Given passage -

++++++++++++++++++++

On the Edge
Århus Kunstbygning, International Digital Art Festival, Catalogue p. 30-34 by Marie Nipper, Annette Damgaard, Thorsten Sadowsky, 2006
Danish version
Tine Bech, Sam Woolf, Dave Lawrence: Mememe
The work Mememe is the fruit of collaboration between the Danish, London-based artist Tine Bech and the British artists Sam Woolf and Dave Lawrence. Their work is characterized by a predilection for interactivity and for installations that explore the relationship between work and viewer through a combination of sound and movement, robots and everyday materials, complex interactive technology and visual simplicity.
The installation Mememe is based on a Real Time Location System, RTLS, a tracking system used by, among others, the military, hospitals and department stores. Four sensors are placed so as to form a quadrangular space containing various pairs of shoes that the visitors can put on. The shoes are tagged with an advanced RFID chip that via the tracking system tells a main computer where the shoes are located. Each of the shoes communicates with a sensor that generates a sound, depending on where in the room the shoe is. The sounds are programmed to change according to how fast you walk and where you are. Different sounds are generated in different zones, and the installation encourages you to play with the volume and tempo of the sounds, using your own body as an instrument. Each pair of shoes has its own recognizable sound, and, as indicated by the title of the work, the shoes seem to be doing everything possible to attract the viewer’s attention: Me-me-me! Choose me-me-me! The shoes likewise react if they get too close to each other, or if you try to leave the room.
During the exhibition period, the sounds change in four phases, so that in the end the sounds for all the shoes will have changed. You will notice this extra sound dimension only if you see the installation several times in the course of the exhibition period. The sounds of the shoes change in step with their being worn in, so to speak.

++++++++++++++++++++

Please reproduce the catalogue text on Mememe word for word, from "On the Edge" up to and including "and visual simplicity.".

++++++++++++++++++++

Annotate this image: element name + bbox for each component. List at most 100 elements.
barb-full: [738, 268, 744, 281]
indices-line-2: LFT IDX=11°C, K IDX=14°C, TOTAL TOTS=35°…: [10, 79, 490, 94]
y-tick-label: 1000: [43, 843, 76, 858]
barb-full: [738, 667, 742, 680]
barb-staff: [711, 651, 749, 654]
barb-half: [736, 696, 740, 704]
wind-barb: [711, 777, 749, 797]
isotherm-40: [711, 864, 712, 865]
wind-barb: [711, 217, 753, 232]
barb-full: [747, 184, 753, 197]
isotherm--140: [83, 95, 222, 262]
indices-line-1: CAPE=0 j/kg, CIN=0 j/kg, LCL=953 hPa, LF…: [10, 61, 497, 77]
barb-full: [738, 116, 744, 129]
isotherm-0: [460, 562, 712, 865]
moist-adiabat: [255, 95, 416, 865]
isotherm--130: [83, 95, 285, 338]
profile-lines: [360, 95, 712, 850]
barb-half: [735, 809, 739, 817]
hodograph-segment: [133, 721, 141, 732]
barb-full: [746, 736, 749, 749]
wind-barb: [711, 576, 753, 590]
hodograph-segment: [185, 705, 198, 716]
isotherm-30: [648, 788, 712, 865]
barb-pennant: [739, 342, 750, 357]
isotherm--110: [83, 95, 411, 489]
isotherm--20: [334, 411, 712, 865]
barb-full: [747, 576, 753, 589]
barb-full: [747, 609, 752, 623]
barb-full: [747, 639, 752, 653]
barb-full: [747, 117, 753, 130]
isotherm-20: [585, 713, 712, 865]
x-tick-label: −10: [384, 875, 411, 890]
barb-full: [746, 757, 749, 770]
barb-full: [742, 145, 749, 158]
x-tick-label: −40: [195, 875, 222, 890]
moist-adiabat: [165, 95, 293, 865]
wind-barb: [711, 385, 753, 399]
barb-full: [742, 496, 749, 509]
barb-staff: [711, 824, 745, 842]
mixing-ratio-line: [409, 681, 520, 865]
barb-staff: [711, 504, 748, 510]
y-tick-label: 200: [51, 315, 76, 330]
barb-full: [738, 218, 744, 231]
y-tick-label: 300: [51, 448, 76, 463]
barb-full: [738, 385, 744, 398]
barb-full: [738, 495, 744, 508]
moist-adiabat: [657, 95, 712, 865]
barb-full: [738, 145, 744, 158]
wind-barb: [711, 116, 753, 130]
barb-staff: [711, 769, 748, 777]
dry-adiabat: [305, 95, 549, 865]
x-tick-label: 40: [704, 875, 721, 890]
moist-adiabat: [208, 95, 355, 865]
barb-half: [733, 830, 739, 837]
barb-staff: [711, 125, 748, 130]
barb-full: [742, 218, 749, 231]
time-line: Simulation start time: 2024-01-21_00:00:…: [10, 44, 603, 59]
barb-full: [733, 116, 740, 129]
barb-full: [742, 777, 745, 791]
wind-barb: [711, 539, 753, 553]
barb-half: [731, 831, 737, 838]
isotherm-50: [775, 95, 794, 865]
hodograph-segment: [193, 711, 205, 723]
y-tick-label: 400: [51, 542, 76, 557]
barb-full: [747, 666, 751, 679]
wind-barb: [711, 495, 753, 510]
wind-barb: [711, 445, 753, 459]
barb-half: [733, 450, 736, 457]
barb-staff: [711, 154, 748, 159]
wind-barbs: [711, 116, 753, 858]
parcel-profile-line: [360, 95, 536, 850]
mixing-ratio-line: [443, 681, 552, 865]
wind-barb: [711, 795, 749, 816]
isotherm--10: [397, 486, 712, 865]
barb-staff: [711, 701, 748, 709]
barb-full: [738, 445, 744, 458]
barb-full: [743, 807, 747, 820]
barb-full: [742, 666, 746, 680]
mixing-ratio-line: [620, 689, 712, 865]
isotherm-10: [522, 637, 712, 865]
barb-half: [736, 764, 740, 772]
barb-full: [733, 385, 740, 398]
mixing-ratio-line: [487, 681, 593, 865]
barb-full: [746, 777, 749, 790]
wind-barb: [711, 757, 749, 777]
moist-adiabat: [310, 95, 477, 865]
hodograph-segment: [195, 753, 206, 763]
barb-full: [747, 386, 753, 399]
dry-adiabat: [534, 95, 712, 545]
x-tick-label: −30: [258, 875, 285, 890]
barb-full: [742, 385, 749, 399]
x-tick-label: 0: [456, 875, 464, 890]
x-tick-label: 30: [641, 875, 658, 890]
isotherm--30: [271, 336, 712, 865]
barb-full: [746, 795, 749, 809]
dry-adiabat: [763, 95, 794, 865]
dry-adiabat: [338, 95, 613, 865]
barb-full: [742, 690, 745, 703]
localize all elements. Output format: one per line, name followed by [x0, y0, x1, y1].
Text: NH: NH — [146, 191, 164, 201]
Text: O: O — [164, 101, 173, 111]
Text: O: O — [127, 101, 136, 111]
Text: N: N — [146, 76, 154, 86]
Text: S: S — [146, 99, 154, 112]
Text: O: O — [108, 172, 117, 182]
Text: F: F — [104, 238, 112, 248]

++++++++++++++++++++

Answer for this exercise -
On the Edge
Århus Kunstbygning, International Digital Art Festival, Catalogue p. 30-34 by Marie Nipper, Annette Damgaard, Thorsten Sadowsky, 2006
Danish version
Tine Bech, Sam Woolf, Dave Lawrence: Mememe
The work Mememe is the fruit of collaboration between the Danish, London-based artist Tine Bech and the British artists Sam Woolf and Dave Lawrence. Their work is characterized by a predilection for interactivity and for installations that explore the relationship between work and viewer through a combination of sound and movement, robots and everyday materials, complex interactive technology and visual simplicity.